__GOAL 1__
From the article on breaking passwords with a microphone below, list the equipment and software the author used to record sound, each named as the Setup section gives it.

__QUOTED PASSAGE__
# # # #
Breaking Passwords with a Microphone

Code - 27-12-2019

Introduction

Credential security is often viewed from the software perspective: encryption algorithms, hashing robustness to brute-forcing, etc. However, the hardware may give significant cues. It can be an alternate, simpler, attack medium for eavesdroppers.

At a distance, there are two main passive ways to pick up some information from the hardware without a direct line of sight: electromagnetic waves and sound. EM is split into voluntary emissions from wireless keyboards for instance (but those are often encrypted) and involuntary EMI. For audio, because keyboards are mechanical devices, each key may create a slightly different sound due to various manufacturing considerations. The fact that keys make a somewhat unique sound is a vulnerability. Although it is not easily picked up by our ear, it can be exploited by an algorithm.

This diagram shows the attack medium explored in this article:

Diagram of the attack

In a large recording, there are several indications that makes a password input easy to extract: entered quickly, often followed by ENTER or a click. We then need to process the audio data to get a character sequence.

In this article, I researched algorithms to recover passwords or any other kinds of entry from keyboards using a microphone, some digital signal processing and machine learning techniques.

Video

This video shows the project:

Implementation

Because of time budget and computational power constraints, I chose to tackle, as a proof-of-concept, a subset of the previously described problem. I only considered 7 alphanumeric keys out of the 48 or so individual keys that may be used in password entries. This greatly reduces the search space which will make my probability of success too optimistic, but it does not affect the underlying demonstration as long as statistical significance is reached.

Setup

I recorded sound using a Fifine K669B USB microphone sampling at 44100Hz, a Dell SK-8115 keyboard and the open-source software Audacity. This is my setup:

Photo of the sound recording equipment

The advantage of using a desktop keyboard with deep keys like this one is that it emits quite a lot of noise, making the signal-to-noise ratio (SNR) very good compared to a chicklet keyboard from a laptop. Also, this particular model is very popular in offices.

In practice, in a less ideal situation, an highly directional microphone should be used to capture the signal from a distance while minimizing the amount of background noise. A parabolic microphone can have a very long range, that is proportional to the size of the reflector.

These are the normalized waveform of two different key presses, side by side, with their spectrum under (the module of the discrete Fourier transform):

2 waveform on the top, their DFT under

All of the key-specific information is contained within the first 20-50ms after activation. Although the difference is quite noticeable to the ear, it does not really show on these graphs because of the noise nature.

I tried to directly identify the key presses using a digital signal processing (DSP) approach, by comparing an unknown recording to a labeled set:

Comparing the cross-correlation/convolution between the waveform,
Comparing the Euclidean distance or the average area between the Discrete Fourier Transform of each known and unknown waveform, in the complex domain.

These computations did not give a satisfactory statistical significance, even in ideal recording conditions. The main issue is that a single key can make several sounds depending on how it is pressed. Another limitation of the pure DSP approach is the volume of data and the need to process, add filters, gate te input, etc.

Hence, this problem is an obvious opportunity for machine learning with an artificial neural network for processing and decision making.

Using machine learning

This problem looks like a classic classification exercise with:

Input: a large vector containing thousands of audio samples,
Output: classes for the individual keys with a probability for each.
# # # #
__SOURCE MATERIAL__
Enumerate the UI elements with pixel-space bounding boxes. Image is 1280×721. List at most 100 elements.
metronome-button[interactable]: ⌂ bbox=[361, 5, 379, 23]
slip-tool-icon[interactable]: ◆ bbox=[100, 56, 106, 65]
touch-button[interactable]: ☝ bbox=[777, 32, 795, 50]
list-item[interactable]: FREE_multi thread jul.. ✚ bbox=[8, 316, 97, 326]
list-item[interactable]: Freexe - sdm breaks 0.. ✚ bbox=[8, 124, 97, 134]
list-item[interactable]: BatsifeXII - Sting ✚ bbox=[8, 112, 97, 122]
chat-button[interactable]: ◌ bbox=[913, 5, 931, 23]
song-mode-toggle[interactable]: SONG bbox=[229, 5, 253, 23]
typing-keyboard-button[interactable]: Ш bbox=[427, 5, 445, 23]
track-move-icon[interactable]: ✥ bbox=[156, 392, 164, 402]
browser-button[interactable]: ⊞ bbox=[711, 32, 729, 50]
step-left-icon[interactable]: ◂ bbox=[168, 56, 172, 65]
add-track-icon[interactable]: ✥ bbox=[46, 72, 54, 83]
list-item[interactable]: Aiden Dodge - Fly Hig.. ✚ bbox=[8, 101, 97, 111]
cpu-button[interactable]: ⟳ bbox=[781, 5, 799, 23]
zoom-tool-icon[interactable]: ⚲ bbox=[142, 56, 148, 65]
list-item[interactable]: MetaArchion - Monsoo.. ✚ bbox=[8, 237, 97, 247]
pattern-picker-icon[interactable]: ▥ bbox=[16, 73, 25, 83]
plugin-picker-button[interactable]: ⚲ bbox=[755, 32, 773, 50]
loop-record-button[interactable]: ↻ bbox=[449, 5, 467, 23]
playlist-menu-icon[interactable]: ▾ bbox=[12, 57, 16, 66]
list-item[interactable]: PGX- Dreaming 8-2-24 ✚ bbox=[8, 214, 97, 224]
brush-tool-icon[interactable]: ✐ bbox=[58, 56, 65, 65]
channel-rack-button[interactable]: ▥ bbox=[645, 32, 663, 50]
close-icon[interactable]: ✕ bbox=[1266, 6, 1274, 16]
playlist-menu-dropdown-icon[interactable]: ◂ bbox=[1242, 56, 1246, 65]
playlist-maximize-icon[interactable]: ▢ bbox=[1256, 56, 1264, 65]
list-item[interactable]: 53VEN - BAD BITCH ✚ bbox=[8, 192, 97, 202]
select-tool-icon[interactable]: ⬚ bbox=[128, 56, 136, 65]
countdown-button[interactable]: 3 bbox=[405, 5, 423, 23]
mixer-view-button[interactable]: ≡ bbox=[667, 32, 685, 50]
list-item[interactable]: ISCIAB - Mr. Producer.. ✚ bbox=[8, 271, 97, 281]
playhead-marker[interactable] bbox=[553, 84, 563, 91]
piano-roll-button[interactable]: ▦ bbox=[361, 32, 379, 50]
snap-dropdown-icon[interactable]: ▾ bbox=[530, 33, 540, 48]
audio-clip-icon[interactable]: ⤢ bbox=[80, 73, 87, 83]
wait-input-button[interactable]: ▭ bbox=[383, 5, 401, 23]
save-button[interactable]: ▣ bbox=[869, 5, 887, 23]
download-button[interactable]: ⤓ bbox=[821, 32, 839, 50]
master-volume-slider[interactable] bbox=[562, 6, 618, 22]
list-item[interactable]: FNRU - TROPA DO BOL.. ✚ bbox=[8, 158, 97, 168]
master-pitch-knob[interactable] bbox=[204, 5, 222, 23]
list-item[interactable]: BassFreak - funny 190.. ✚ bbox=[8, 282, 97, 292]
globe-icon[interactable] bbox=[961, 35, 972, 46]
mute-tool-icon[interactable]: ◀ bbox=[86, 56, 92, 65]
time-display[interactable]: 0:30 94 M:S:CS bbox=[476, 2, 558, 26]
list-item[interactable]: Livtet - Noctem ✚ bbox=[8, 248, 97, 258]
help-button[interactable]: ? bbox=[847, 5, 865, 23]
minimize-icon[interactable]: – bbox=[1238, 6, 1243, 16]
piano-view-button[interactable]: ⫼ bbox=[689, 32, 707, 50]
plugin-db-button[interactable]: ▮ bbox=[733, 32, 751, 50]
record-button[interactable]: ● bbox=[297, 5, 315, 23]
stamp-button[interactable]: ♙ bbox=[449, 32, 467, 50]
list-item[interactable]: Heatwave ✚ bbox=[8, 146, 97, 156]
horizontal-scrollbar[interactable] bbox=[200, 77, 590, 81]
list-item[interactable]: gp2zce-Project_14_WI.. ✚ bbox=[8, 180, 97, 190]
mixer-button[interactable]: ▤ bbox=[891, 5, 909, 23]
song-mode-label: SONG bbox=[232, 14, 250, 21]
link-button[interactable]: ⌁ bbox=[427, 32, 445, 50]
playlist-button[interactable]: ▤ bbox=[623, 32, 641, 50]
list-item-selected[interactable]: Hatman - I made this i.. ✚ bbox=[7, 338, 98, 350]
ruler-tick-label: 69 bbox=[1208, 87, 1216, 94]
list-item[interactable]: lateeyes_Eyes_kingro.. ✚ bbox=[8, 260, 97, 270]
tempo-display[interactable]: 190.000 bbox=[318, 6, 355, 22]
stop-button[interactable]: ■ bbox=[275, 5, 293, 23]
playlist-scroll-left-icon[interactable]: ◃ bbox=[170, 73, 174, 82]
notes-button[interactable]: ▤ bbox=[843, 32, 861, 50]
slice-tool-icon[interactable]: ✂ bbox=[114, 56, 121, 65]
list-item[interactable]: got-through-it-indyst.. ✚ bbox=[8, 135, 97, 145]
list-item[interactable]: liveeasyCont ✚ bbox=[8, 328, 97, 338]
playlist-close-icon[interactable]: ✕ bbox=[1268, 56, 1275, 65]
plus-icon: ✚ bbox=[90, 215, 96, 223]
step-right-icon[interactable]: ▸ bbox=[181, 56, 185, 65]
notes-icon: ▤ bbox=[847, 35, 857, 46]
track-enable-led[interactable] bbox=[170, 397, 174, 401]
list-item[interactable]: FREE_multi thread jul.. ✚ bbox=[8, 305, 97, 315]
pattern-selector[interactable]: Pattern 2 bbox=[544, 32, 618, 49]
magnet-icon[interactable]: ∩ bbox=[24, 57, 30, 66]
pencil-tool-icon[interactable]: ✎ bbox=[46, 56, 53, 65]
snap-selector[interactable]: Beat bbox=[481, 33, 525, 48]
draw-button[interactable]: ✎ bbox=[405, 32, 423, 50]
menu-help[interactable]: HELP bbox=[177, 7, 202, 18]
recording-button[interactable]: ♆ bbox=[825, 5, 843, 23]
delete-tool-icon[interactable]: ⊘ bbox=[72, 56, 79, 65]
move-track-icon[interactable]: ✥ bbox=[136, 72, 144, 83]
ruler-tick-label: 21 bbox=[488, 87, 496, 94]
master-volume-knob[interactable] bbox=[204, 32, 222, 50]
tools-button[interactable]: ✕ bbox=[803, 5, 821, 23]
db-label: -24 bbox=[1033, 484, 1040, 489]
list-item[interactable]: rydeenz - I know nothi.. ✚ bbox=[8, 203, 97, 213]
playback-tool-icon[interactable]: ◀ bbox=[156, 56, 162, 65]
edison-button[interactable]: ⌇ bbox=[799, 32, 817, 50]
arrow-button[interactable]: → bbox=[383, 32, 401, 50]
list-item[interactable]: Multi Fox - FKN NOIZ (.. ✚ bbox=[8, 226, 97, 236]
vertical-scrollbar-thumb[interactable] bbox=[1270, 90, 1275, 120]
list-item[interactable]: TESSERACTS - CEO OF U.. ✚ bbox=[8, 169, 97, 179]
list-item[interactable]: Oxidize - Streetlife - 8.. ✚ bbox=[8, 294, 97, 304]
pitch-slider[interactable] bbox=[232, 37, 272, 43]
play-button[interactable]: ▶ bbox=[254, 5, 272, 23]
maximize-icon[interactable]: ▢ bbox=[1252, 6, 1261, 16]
# # # #
__GOAL 2__
Edit the rows from the first one up to and including the line with "zoom-tool-icon[interactable]: ⚲ bbox=[142, 56, 148, 65]", replacing "list-item" with "track-item" wherever it occurs and leaving all else unchanged.

__CORRECT OUTPUT 1__
- Fifine K669B USB microphone (sampling at 44100Hz)
- Dell SK-8115 keyboard
- Audacity (open-source software)

__CORRECT OUTPUT 2__
Enumerate the UI elements with pixel-space bounding boxes. Image is 1280×721. List at most 100 elements.
metronome-button[interactable]: ⌂ bbox=[361, 5, 379, 23]
slip-tool-icon[interactable]: ◆ bbox=[100, 56, 106, 65]
touch-button[interactable]: ☝ bbox=[777, 32, 795, 50]
track-item[interactable]: FREE_multi thread jul.. ✚ bbox=[8, 316, 97, 326]
track-item[interactable]: Freexe - sdm breaks 0.. ✚ bbox=[8, 124, 97, 134]
track-item[interactable]: BatsifeXII - Sting ✚ bbox=[8, 112, 97, 122]
chat-button[interactable]: ◌ bbox=[913, 5, 931, 23]
song-mode-toggle[interactable]: SONG bbox=[229, 5, 253, 23]
typing-keyboard-button[interactable]: Ш bbox=[427, 5, 445, 23]
track-move-icon[interactable]: ✥ bbox=[156, 392, 164, 402]
browser-button[interactable]: ⊞ bbox=[711, 32, 729, 50]
step-left-icon[interactable]: ◂ bbox=[168, 56, 172, 65]
add-track-icon[interactable]: ✥ bbox=[46, 72, 54, 83]
track-item[interactable]: Aiden Dodge - Fly Hig.. ✚ bbox=[8, 101, 97, 111]
cpu-button[interactable]: ⟳ bbox=[781, 5, 799, 23]
zoom-tool-icon[interactable]: ⚲ bbox=[142, 56, 148, 65]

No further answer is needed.